* Problem *
Find each line containing the string "ylabel". Copy it.

* Input records *
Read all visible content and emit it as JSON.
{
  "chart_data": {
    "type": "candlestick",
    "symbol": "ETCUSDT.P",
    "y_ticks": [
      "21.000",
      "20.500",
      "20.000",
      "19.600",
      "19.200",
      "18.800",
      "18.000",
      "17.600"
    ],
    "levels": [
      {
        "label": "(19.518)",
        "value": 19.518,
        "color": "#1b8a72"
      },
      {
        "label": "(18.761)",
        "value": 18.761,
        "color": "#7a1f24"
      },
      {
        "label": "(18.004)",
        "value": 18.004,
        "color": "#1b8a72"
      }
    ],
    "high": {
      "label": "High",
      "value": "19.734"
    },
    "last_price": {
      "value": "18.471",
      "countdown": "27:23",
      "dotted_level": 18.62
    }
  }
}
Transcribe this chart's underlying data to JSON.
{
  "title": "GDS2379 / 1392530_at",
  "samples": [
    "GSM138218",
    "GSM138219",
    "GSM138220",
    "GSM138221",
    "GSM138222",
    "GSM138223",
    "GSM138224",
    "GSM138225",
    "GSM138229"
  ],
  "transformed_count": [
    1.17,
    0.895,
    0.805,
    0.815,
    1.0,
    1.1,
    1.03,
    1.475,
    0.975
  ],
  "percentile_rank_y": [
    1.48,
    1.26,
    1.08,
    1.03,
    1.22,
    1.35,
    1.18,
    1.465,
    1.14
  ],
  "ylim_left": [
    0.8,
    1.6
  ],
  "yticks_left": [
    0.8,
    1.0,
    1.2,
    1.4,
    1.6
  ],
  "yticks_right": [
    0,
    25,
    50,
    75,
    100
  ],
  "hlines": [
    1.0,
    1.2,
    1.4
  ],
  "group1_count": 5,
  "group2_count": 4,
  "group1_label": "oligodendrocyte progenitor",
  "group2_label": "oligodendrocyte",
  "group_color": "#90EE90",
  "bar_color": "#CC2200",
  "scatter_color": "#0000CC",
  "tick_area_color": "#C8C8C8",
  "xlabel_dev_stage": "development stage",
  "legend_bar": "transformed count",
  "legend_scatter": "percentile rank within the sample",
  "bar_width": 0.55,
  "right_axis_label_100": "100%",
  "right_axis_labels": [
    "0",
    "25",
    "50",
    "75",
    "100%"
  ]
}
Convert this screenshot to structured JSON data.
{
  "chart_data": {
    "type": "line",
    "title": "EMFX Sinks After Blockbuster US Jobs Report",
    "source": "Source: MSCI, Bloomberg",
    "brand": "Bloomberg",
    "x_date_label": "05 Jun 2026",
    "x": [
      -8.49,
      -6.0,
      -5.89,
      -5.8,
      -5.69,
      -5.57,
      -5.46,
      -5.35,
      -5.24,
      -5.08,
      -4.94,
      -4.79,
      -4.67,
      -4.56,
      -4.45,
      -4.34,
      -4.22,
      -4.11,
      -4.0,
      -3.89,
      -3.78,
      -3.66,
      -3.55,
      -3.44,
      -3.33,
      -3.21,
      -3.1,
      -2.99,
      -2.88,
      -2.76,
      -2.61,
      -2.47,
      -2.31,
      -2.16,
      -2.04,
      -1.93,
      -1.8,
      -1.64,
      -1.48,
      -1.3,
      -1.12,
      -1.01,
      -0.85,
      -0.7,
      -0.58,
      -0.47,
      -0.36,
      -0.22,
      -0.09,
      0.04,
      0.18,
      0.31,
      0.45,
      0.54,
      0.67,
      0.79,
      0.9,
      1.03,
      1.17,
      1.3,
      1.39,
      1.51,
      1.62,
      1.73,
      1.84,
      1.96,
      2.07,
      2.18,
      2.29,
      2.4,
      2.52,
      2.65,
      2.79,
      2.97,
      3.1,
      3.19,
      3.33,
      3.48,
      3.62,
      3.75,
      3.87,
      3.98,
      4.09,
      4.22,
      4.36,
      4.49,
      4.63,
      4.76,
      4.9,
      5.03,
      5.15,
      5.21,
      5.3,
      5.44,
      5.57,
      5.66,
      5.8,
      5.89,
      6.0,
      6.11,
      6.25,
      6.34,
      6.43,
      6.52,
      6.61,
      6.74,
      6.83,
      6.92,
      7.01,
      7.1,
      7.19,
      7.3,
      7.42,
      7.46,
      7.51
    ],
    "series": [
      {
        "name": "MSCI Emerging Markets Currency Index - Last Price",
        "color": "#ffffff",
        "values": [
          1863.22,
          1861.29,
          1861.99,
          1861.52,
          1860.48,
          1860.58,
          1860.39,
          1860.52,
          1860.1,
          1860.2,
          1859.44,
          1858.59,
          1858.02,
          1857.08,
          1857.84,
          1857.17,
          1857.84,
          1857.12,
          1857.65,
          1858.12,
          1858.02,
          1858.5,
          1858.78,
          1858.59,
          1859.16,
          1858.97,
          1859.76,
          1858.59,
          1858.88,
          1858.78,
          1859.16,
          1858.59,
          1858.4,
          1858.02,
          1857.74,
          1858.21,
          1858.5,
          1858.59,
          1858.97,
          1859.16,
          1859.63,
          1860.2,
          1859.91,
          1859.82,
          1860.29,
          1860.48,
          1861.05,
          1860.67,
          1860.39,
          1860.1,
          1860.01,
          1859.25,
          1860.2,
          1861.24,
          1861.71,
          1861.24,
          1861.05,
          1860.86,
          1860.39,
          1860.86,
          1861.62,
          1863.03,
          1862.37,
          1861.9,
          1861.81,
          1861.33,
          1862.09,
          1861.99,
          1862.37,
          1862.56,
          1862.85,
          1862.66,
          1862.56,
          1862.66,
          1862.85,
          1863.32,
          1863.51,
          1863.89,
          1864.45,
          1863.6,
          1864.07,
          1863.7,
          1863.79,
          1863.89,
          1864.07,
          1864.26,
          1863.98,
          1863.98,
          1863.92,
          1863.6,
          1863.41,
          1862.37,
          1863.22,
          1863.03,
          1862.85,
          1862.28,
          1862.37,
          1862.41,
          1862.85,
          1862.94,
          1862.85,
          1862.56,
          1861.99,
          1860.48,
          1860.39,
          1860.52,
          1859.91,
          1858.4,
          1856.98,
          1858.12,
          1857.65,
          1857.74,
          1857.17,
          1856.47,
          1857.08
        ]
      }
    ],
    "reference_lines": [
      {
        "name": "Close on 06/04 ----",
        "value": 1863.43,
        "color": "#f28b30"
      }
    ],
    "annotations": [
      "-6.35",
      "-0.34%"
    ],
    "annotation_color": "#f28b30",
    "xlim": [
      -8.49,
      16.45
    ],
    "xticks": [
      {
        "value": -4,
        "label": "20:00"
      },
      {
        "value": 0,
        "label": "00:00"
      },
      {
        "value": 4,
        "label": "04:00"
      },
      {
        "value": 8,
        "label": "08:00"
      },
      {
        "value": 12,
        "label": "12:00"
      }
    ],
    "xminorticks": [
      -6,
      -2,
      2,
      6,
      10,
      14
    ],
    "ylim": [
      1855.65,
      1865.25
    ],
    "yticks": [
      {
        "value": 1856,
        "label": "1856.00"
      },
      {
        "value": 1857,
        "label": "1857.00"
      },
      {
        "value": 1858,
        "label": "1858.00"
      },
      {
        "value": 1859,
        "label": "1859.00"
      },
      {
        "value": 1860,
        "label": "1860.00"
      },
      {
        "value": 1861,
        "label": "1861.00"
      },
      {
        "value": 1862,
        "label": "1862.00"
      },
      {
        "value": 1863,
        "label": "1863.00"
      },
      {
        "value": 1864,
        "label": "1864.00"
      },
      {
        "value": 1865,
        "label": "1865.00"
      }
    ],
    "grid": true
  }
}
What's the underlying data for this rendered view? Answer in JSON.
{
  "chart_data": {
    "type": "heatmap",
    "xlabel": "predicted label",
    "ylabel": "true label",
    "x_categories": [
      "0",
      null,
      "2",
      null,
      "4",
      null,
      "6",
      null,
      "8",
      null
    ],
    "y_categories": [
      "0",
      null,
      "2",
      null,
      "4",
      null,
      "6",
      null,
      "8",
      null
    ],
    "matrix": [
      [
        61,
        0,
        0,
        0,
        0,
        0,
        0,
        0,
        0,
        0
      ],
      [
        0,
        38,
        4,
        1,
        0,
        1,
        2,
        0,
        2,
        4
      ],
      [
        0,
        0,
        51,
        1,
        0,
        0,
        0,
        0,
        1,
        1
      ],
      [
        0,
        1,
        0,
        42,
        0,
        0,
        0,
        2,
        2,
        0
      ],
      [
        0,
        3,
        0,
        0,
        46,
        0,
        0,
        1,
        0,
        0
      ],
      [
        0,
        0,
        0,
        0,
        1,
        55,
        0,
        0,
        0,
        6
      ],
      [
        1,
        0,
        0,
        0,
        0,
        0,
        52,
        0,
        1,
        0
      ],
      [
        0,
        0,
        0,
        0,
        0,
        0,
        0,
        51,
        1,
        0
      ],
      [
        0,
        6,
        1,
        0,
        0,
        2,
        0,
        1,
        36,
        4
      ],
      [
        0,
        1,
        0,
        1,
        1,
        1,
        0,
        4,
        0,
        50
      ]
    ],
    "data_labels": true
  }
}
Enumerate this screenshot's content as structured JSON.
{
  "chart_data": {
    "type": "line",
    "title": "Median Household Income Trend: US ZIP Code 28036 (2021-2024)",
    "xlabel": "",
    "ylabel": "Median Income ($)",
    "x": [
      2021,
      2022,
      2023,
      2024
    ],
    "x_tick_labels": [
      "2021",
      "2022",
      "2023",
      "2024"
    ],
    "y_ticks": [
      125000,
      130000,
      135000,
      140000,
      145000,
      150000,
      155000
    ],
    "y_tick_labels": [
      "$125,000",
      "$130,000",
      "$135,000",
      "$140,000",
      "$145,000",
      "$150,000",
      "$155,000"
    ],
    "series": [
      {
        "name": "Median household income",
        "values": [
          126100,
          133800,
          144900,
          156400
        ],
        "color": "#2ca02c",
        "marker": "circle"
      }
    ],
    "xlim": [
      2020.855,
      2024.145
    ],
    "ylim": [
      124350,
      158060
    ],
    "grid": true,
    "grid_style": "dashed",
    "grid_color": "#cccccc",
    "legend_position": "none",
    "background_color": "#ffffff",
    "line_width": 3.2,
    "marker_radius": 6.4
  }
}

* Answer to this task *
    "ylabel": "true label",
    "ylabel": "Median Income ($)",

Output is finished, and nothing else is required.